[start]

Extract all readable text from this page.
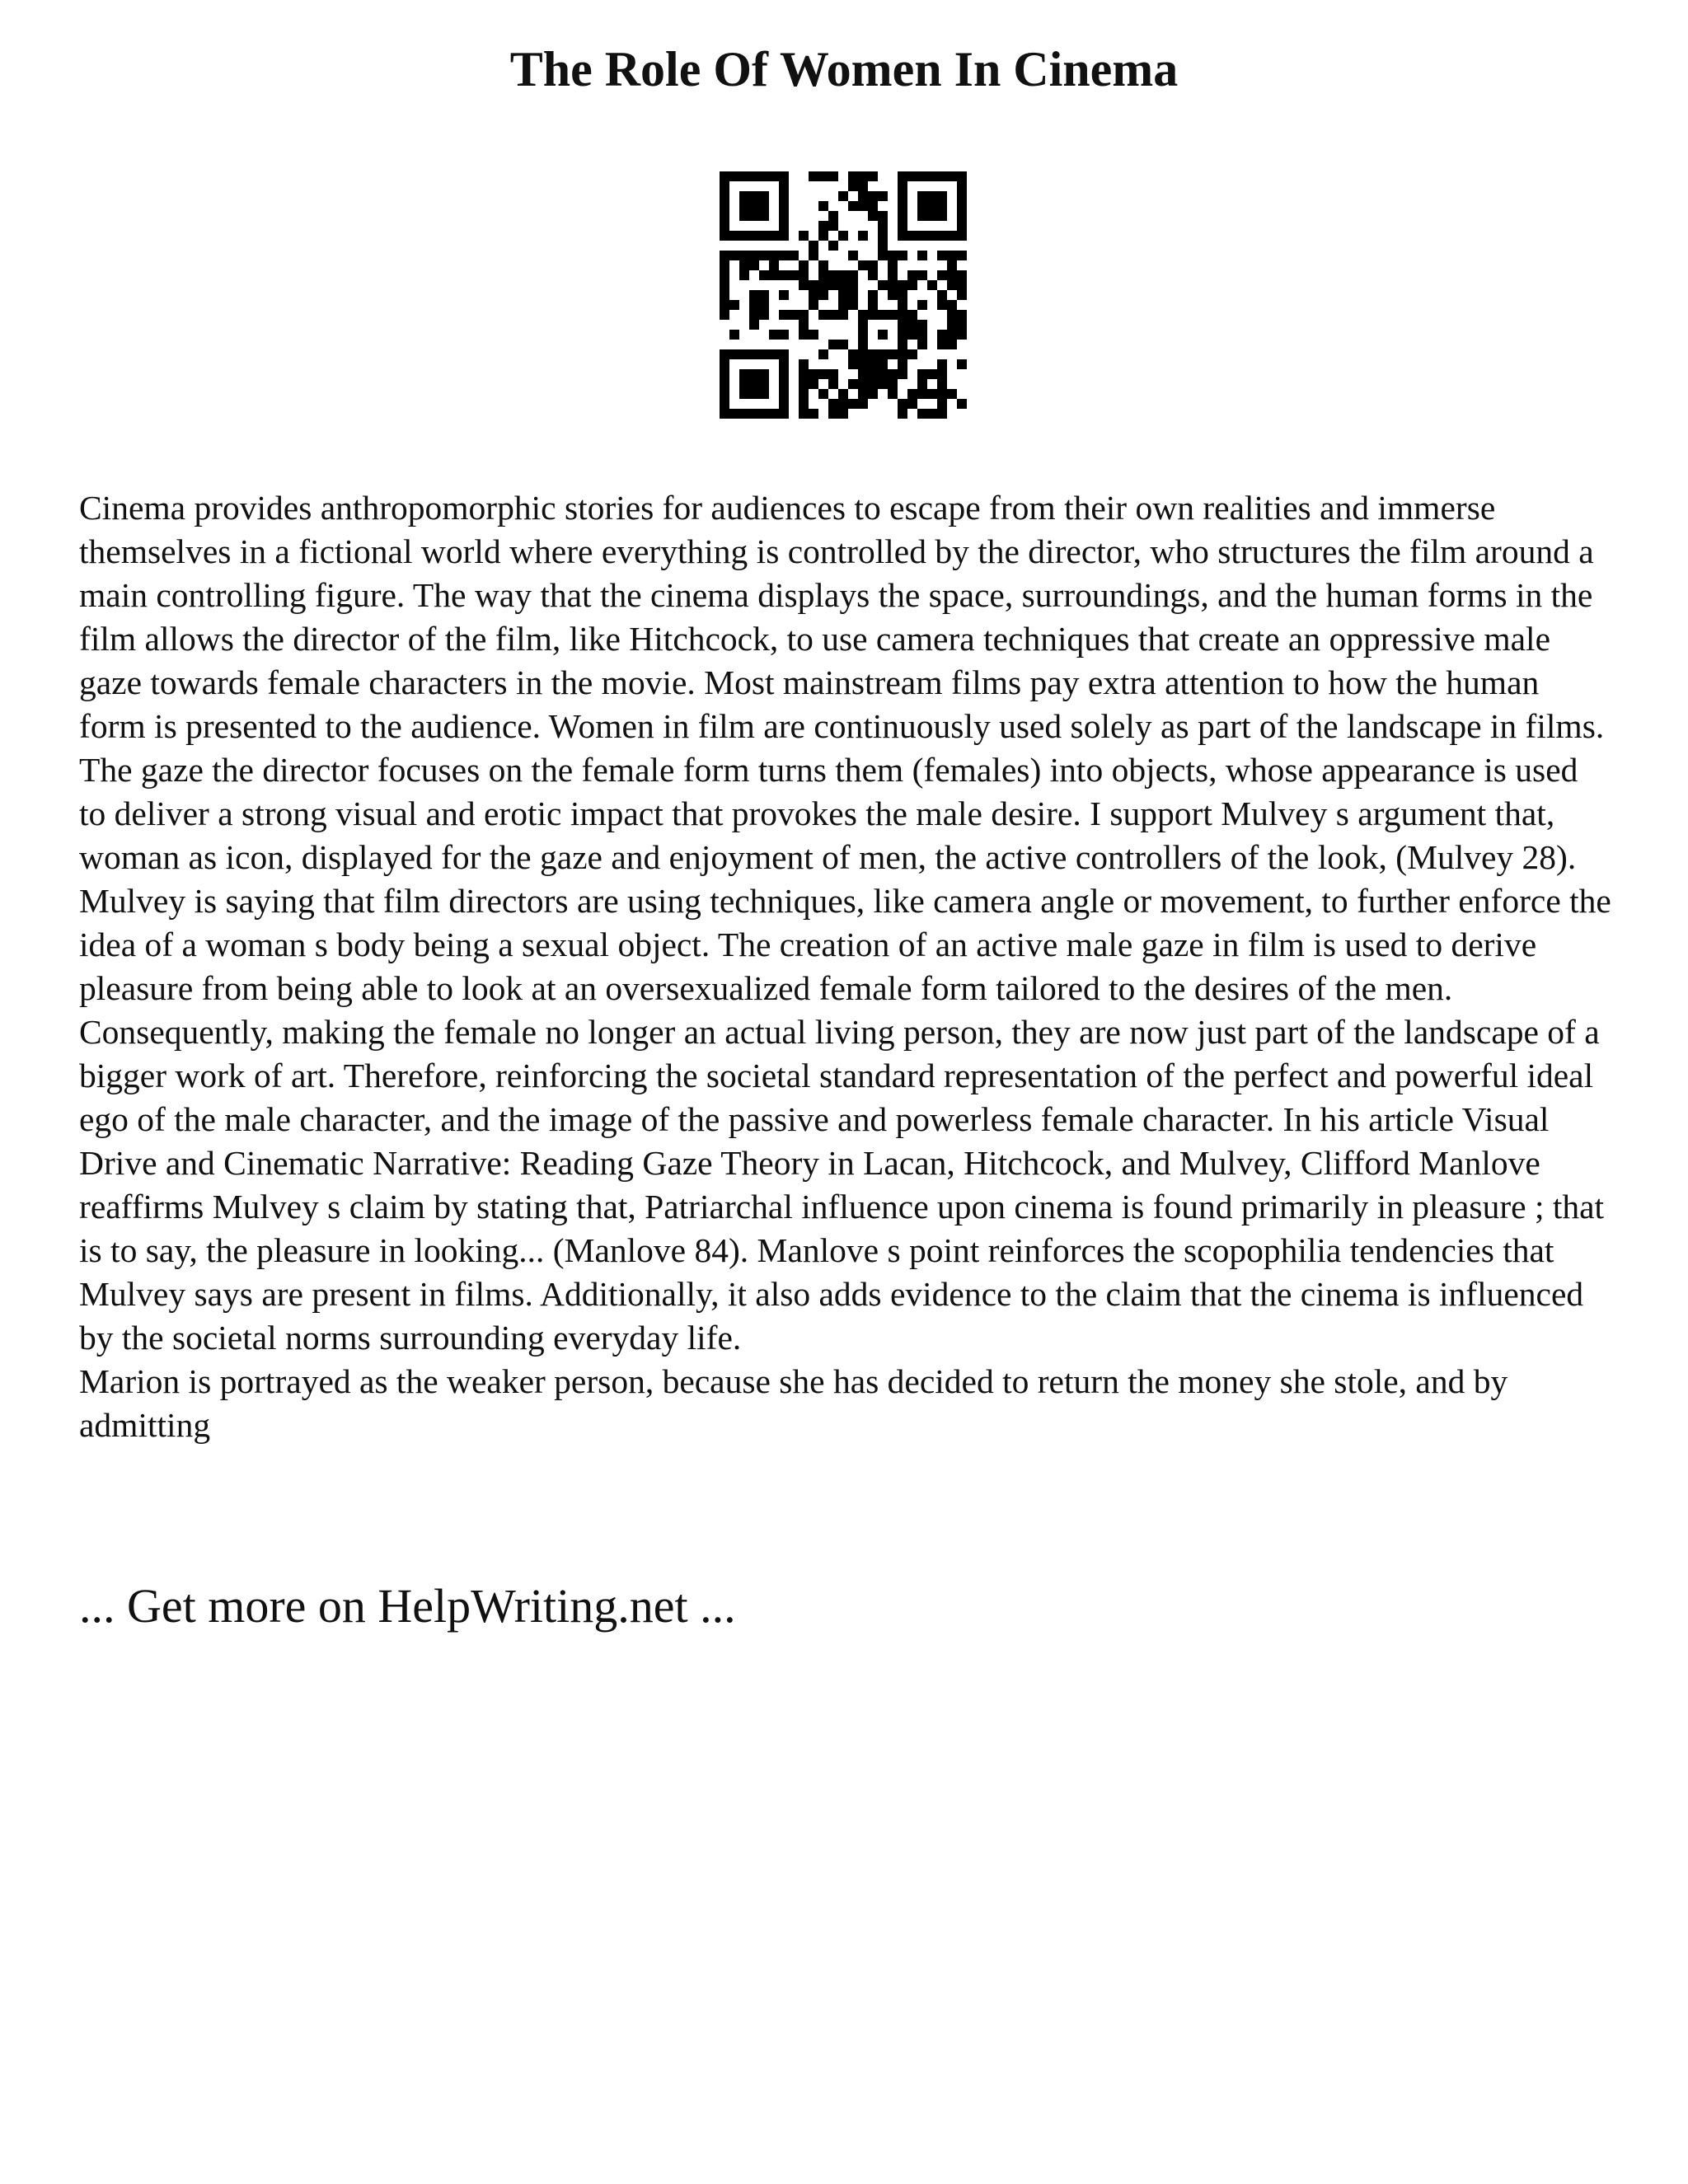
The Role Of Women In Cinema

Cinema provides anthropomorphic stories for audiences to escape from their own realities and immerse themselves in a fictional world where everything is controlled by the director, who structures the film around a main controlling figure. The way that the cinema displays the space, surroundings, and the human forms in the film allows the director of the film, like Hitchcock, to use camera techniques that create an oppressive male gaze towards female characters in the movie. Most mainstream films pay extra attention to how the human form is presented to the audience. Women in film are continuously used solely as part of the landscape in films. The gaze the director focuses on the female form turns them (females) into objects, whose appearance is used to deliver a strong visual and erotic impact that provokes the male desire. I support Mulvey s argument that, woman as icon, displayed for the gaze and enjoyment of men, the active controllers of the look, (Mulvey 28). Mulvey is saying that film directors are using techniques, like camera angle or movement, to further enforce the idea of a woman s body being a sexual object. The creation of an active male gaze in film is used to derive pleasure from being able to look at an oversexualized female form tailored to the desires of the men. Consequently, making the female no longer an actual living person, they are now just part of the landscape of a bigger work of art. Therefore, reinforcing the societal standard representation of the perfect and powerful ideal ego of the male character, and the image of the passive and powerless female character. In his article Visual Drive and Cinematic Narrative: Reading Gaze Theory in Lacan, Hitchcock, and Mulvey, Clifford Manlove reaffirms Mulvey s claim by stating that, Patriarchal influence upon cinema is found primarily in pleasure ; that is to say, the pleasure in looking... (Manlove 84). Manlove s point reinforces the scopophilia tendencies that Mulvey says are present in films. Additionally, it also adds evidence to the claim that the cinema is influenced by the societal norms surrounding everyday life.

Marion is portrayed as the weaker person, because she has decided to return the money she stole, and by admitting

... Get more on HelpWriting.net ...
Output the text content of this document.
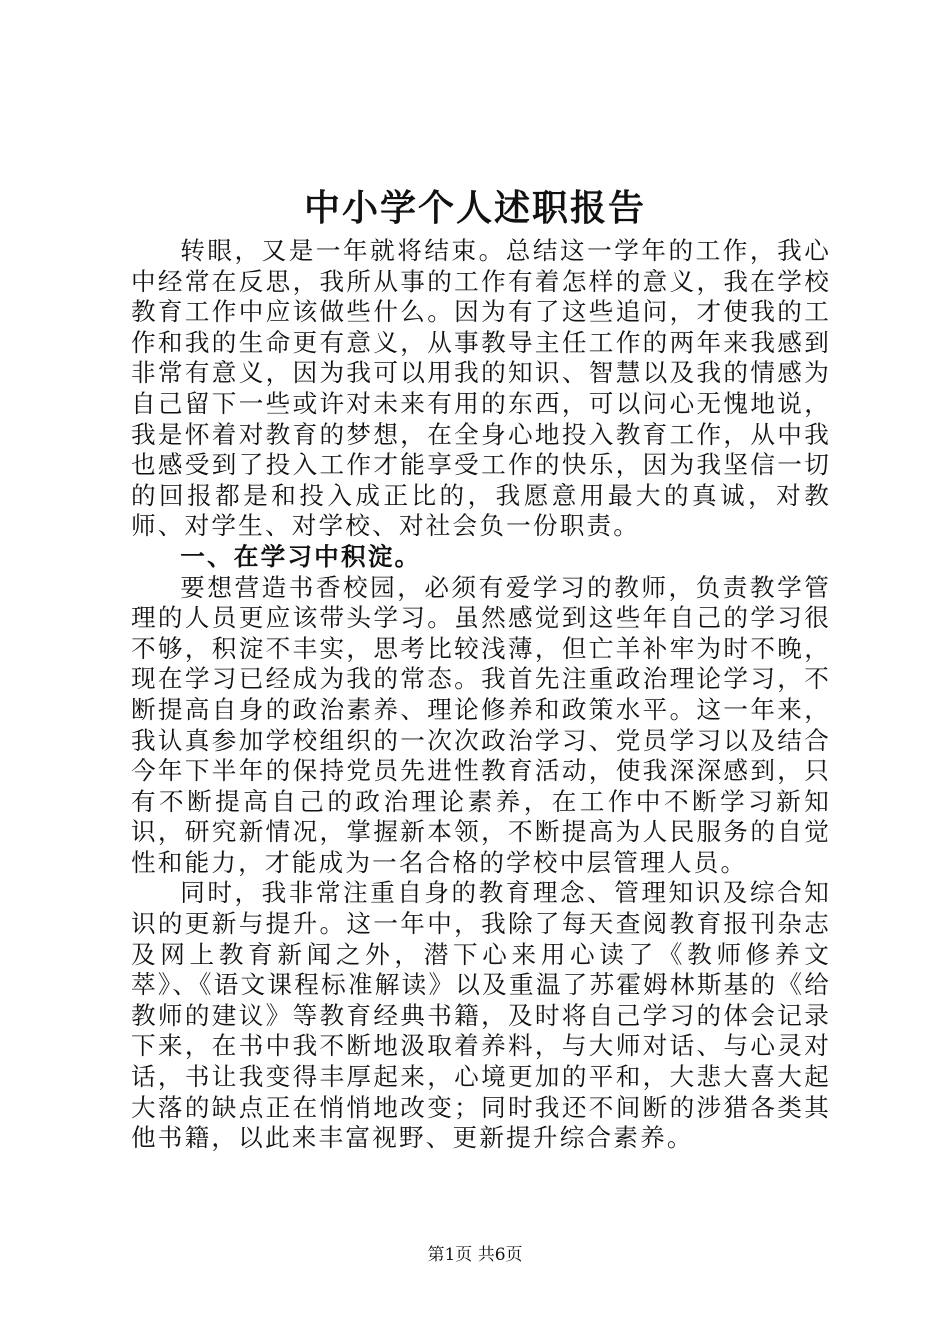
中小学个人述职报告

转眼，又是一年就将结束。总结这一学年的工作，我心中经常在反思，我所从事的工作有着怎样的意义，我在学校教育工作中应该做些什么。因为有了这些追问，才使我的工作和我的生命更有意义，从事教导主任工作的两年来我感到非常有意义，因为我可以用我的知识、智慧以及我的情感为自己留下一些或许对未来有用的东西，可以问心无愧地说，我是怀着对教育的梦想，在全身心地投入教育工作，从中我也感受到了投入工作才能享受工作的快乐，因为我坚信一切的回报都是和投入成正比的，我愿意用最大的真诚，对教师、对学生、对学校、对社会负一份职责。

一、在学习中积淀。

要想营造书香校园，必须有爱学习的教师，负责教学管理的人员更应该带头学习。虽然感觉到这些年自己的学习很不够，积淀不丰实，思考比较浅薄，但亡羊补牢为时不晚，现在学习已经成为我的常态。我首先注重政治理论学习，不断提高自身的政治素养、理论修养和政策水平。这一年来，我认真参加学校组织的一次次政治学习、党员学习以及结合今年下半年的保持党员先进性教育活动，使我深深感到，只有不断提高自己的政治理论素养，在工作中不断学习新知识，研究新情况，掌握新本领，不断提高为人民服务的自觉性和能力，才能成为一名合格的学校中层管理人员。

同时，我非常注重自身的教育理念、管理知识及综合知识的更新与提升。这一年中，我除了每天查阅教育报刊杂志及网上教育新闻之外，潜下心来用心读了《教师修养文萃》、《语文课程标准解读》以及重温了苏霍姆林斯基的《给教师的建议》等教育经典书籍，及时将自己学习的体会记录下来，在书中我不断地汲取着养料，与大师对话、与心灵对话，书让我变得丰厚起来，心境更加的平和，大悲大喜大起大落的缺点正在悄悄地改变；同时我还不间断的涉猎各类其他书籍，以此来丰富视野、更新提升综合素养。

第1页 共6页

[end]

• [PROBLEM STATEMENT] Leave the pictures out and output the rest of the listing exactly.

• [RESPONSE FOR THIS EXERCISE]
Extract all readable text from this page.
The Role Of Women In Cinema

Cinema provides anthropomorphic stories for audiences to escape from their own realities and immerse themselves in a fictional world where everything is controlled by the director, who structures the film around a main controlling figure. The way that the cinema displays the space, surroundings, and the human forms in the film allows the director of the film, like Hitchcock, to use camera techniques that create an oppressive male gaze towards female characters in the movie. Most mainstream films pay extra attention to how the human form is presented to the audience. Women in film are continuously used solely as part of the landscape in films. The gaze the director focuses on the female form turns them (females) into objects, whose appearance is used to deliver a strong visual and erotic impact that provokes the male desire. I support Mulvey s argument that, woman as icon, displayed for the gaze and enjoyment of men, the active controllers of the look, (Mulvey 28). Mulvey is saying that film directors are using techniques, like camera angle or movement, to further enforce the idea of a woman s body being a sexual object. The creation of an active male gaze in film is used to derive pleasure from being able to look at an oversexualized female form tailored to the desires of the men. Consequently, making the female no longer an actual living person, they are now just part of the landscape of a bigger work of art. Therefore, reinforcing the societal standard representation of the perfect and powerful ideal ego of the male character, and the image of the passive and powerless female character. In his article Visual Drive and Cinematic Narrative: Reading Gaze Theory in Lacan, Hitchcock, and Mulvey, Clifford Manlove reaffirms Mulvey s claim by stating that, Patriarchal influence upon cinema is found primarily in pleasure ; that is to say, the pleasure in looking... (Manlove 84). Manlove s point reinforces the scopophilia tendencies that Mulvey says are present in films. Additionally, it also adds evidence to the claim that the cinema is influenced by the societal norms surrounding everyday life.

Marion is portrayed as the weaker person, because she has decided to return the money she stole, and by admitting

... Get more on HelpWriting.net ...
Output the text content of this document.
中小学个人述职报告

转眼，又是一年就将结束。总结这一学年的工作，我心中经常在反思，我所从事的工作有着怎样的意义，我在学校教育工作中应该做些什么。因为有了这些追问，才使我的工作和我的生命更有意义，从事教导主任工作的两年来我感到非常有意义，因为我可以用我的知识、智慧以及我的情感为自己留下一些或许对未来有用的东西，可以问心无愧地说，我是怀着对教育的梦想，在全身心地投入教育工作，从中我也感受到了投入工作才能享受工作的快乐，因为我坚信一切的回报都是和投入成正比的，我愿意用最大的真诚，对教师、对学生、对学校、对社会负一份职责。

一、在学习中积淀。

要想营造书香校园，必须有爱学习的教师，负责教学管理的人员更应该带头学习。虽然感觉到这些年自己的学习很不够，积淀不丰实，思考比较浅薄，但亡羊补牢为时不晚，现在学习已经成为我的常态。我首先注重政治理论学习，不断提高自身的政治素养、理论修养和政策水平。这一年来，我认真参加学校组织的一次次政治学习、党员学习以及结合今年下半年的保持党员先进性教育活动，使我深深感到，只有不断提高自己的政治理论素养，在工作中不断学习新知识，研究新情况，掌握新本领，不断提高为人民服务的自觉性和能力，才能成为一名合格的学校中层管理人员。

同时，我非常注重自身的教育理念、管理知识及综合知识的更新与提升。这一年中，我除了每天查阅教育报刊杂志及网上教育新闻之外，潜下心来用心读了《教师修养文萃》、《语文课程标准解读》以及重温了苏霍姆林斯基的《给教师的建议》等教育经典书籍，及时将自己学习的体会记录下来，在书中我不断地汲取着养料，与大师对话、与心灵对话，书让我变得丰厚起来，心境更加的平和，大悲大喜大起大落的缺点正在悄悄地改变；同时我还不间断的涉猎各类其他书籍，以此来丰富视野、更新提升综合素养。

第1页 共6页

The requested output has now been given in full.